§ What to do: Type out the data exactly as given. Skip any image.
** start Record list **
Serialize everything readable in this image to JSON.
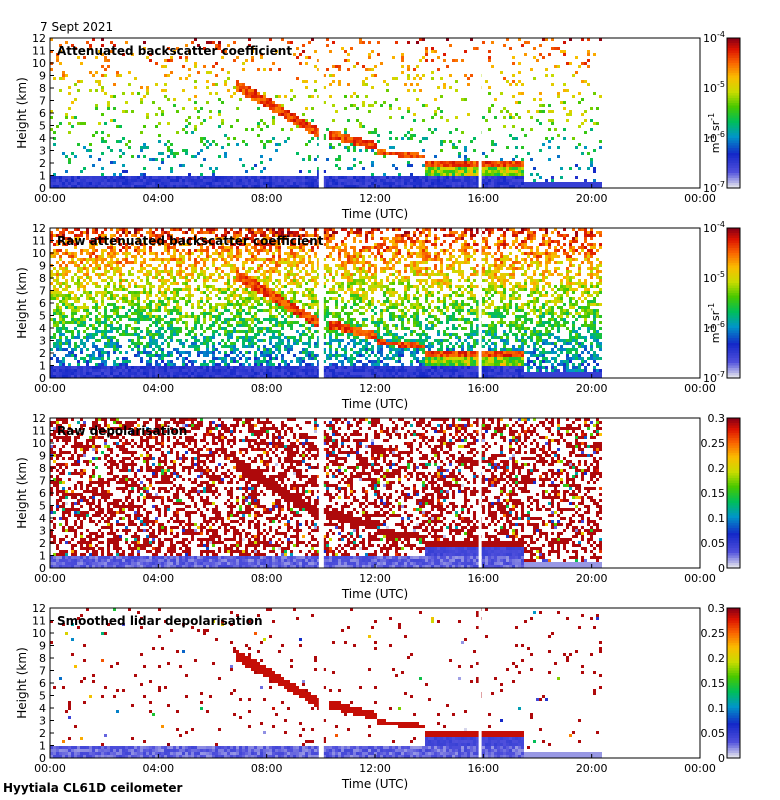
{
  "date": "7 Sept 2021",
  "footer": "Hyytiala CL61D ceilometer",
  "colors": {
    "background_scatter": "#d8d8e4",
    "panel_frame": "#000000",
    "data_gap": "#ffffff"
  },
  "chart_data": [
    {
      "type": "heatmap",
      "title": "Attenuated backscatter coefficient",
      "xlabel": "Time (UTC)",
      "ylabel": "Height (km)",
      "x_ticks": [
        "00:00",
        "04:00",
        "08:00",
        "12:00",
        "16:00",
        "20:00",
        "00:00"
      ],
      "xlim": [
        0,
        24
      ],
      "y_ticks": [
        0,
        1,
        2,
        3,
        4,
        5,
        6,
        7,
        8,
        9,
        10,
        11,
        12
      ],
      "ylim": [
        0,
        12
      ],
      "data_end_hour": 20.3,
      "gaps_hours": [
        10.0,
        15.9
      ],
      "colorbar": {
        "scale": "log",
        "ticks": [
          "10^-4",
          "10^-5",
          "10^-6",
          "10^-7"
        ],
        "unit": "m^-1 sr^-1",
        "colormap": "rainbow-grey"
      }
    },
    {
      "type": "heatmap",
      "title": "Raw attenuated backscatter coefficient",
      "xlabel": "Time (UTC)",
      "ylabel": "Height (km)",
      "x_ticks": [
        "00:00",
        "04:00",
        "08:00",
        "12:00",
        "16:00",
        "20:00",
        "00:00"
      ],
      "xlim": [
        0,
        24
      ],
      "y_ticks": [
        0,
        1,
        2,
        3,
        4,
        5,
        6,
        7,
        8,
        9,
        10,
        11,
        12
      ],
      "ylim": [
        0,
        12
      ],
      "data_end_hour": 20.3,
      "gaps_hours": [
        10.0,
        15.9
      ],
      "colorbar": {
        "scale": "log",
        "ticks": [
          "10^-4",
          "10^-5",
          "10^-6",
          "10^-7"
        ],
        "unit": "m^-1 sr^-1",
        "colormap": "rainbow-grey"
      }
    },
    {
      "type": "heatmap",
      "title": "Raw depolarisation",
      "xlabel": "Time (UTC)",
      "ylabel": "Height (km)",
      "x_ticks": [
        "00:00",
        "04:00",
        "08:00",
        "12:00",
        "16:00",
        "20:00",
        "00:00"
      ],
      "xlim": [
        0,
        24
      ],
      "y_ticks": [
        0,
        1,
        2,
        3,
        4,
        5,
        6,
        7,
        8,
        9,
        10,
        11,
        12
      ],
      "ylim": [
        0,
        12
      ],
      "data_end_hour": 20.3,
      "gaps_hours": [
        10.0,
        15.9
      ],
      "colorbar": {
        "scale": "linear",
        "ticks": [
          "0.3",
          "0.25",
          "0.2",
          "0.15",
          "0.1",
          "0.05",
          "0"
        ],
        "colormap": "rainbow-grey"
      }
    },
    {
      "type": "heatmap",
      "title": "Smoothed lidar depolarisation",
      "xlabel": "Time (UTC)",
      "ylabel": "Height (km)",
      "x_ticks": [
        "00:00",
        "04:00",
        "08:00",
        "12:00",
        "16:00",
        "20:00",
        "00:00"
      ],
      "xlim": [
        0,
        24
      ],
      "y_ticks": [
        0,
        1,
        2,
        3,
        4,
        5,
        6,
        7,
        8,
        9,
        10,
        11,
        12
      ],
      "ylim": [
        0,
        12
      ],
      "data_end_hour": 20.3,
      "gaps_hours": [
        10.0,
        15.9
      ],
      "colorbar": {
        "scale": "linear",
        "ticks": [
          "0.3",
          "0.25",
          "0.2",
          "0.15",
          "0.1",
          "0.05",
          "0"
        ],
        "colormap": "rainbow-grey"
      }
    }
  ]
}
** end Record list **
§ Written response:
Serialize everything readable in this image to JSON.
{
  "date": "7 Sept 2021",
  "footer": "Hyytiala CL61D ceilometer",
  "colors": {
    "background_scatter": "#d8d8e4",
    "panel_frame": "#000000",
    "data_gap": "#ffffff"
  },
  "chart_data": [
    {
      "type": "heatmap",
      "title": "Attenuated backscatter coefficient",
      "xlabel": "Time (UTC)",
      "ylabel": "Height (km)",
      "x_ticks": [
        "00:00",
        "04:00",
        "08:00",
        "12:00",
        "16:00",
        "20:00",
        "00:00"
      ],
      "xlim": [
        0,
        24
      ],
      "y_ticks": [
        0,
        1,
        2,
        3,
        4,
        5,
        6,
        7,
        8,
        9,
        10,
        11,
        12
      ],
      "ylim": [
        0,
        12
      ],
      "data_end_hour": 20.3,
      "gaps_hours": [
        10.0,
        15.9
      ],
      "colorbar": {
        "scale": "log",
        "ticks": [
          "10^-4",
          "10^-5",
          "10^-6",
          "10^-7"
        ],
        "unit": "m^-1 sr^-1",
        "colormap": "rainbow-grey"
      }
    },
    {
      "type": "heatmap",
      "title": "Raw attenuated backscatter coefficient",
      "xlabel": "Time (UTC)",
      "ylabel": "Height (km)",
      "x_ticks": [
        "00:00",
        "04:00",
        "08:00",
        "12:00",
        "16:00",
        "20:00",
        "00:00"
      ],
      "xlim": [
        0,
        24
      ],
      "y_ticks": [
        0,
        1,
        2,
        3,
        4,
        5,
        6,
        7,
        8,
        9,
        10,
        11,
        12
      ],
      "ylim": [
        0,
        12
      ],
      "data_end_hour": 20.3,
      "gaps_hours": [
        10.0,
        15.9
      ],
      "colorbar": {
        "scale": "log",
        "ticks": [
          "10^-4",
          "10^-5",
          "10^-6",
          "10^-7"
        ],
        "unit": "m^-1 sr^-1",
        "colormap": "rainbow-grey"
      }
    },
    {
      "type": "heatmap",
      "title": "Raw depolarisation",
      "xlabel": "Time (UTC)",
      "ylabel": "Height (km)",
      "x_ticks": [
        "00:00",
        "04:00",
        "08:00",
        "12:00",
        "16:00",
        "20:00",
        "00:00"
      ],
      "xlim": [
        0,
        24
      ],
      "y_ticks": [
        0,
        1,
        2,
        3,
        4,
        5,
        6,
        7,
        8,
        9,
        10,
        11,
        12
      ],
      "ylim": [
        0,
        12
      ],
      "data_end_hour": 20.3,
      "gaps_hours": [
        10.0,
        15.9
      ],
      "colorbar": {
        "scale": "linear",
        "ticks": [
          "0.3",
          "0.25",
          "0.2",
          "0.15",
          "0.1",
          "0.05",
          "0"
        ],
        "colormap": "rainbow-grey"
      }
    },
    {
      "type": "heatmap",
      "title": "Smoothed lidar depolarisation",
      "xlabel": "Time (UTC)",
      "ylabel": "Height (km)",
      "x_ticks": [
        "00:00",
        "04:00",
        "08:00",
        "12:00",
        "16:00",
        "20:00",
        "00:00"
      ],
      "xlim": [
        0,
        24
      ],
      "y_ticks": [
        0,
        1,
        2,
        3,
        4,
        5,
        6,
        7,
        8,
        9,
        10,
        11,
        12
      ],
      "ylim": [
        0,
        12
      ],
      "data_end_hour": 20.3,
      "gaps_hours": [
        10.0,
        15.9
      ],
      "colorbar": {
        "scale": "linear",
        "ticks": [
          "0.3",
          "0.25",
          "0.2",
          "0.15",
          "0.1",
          "0.05",
          "0"
        ],
        "colormap": "rainbow-grey"
      }
    }
  ]
}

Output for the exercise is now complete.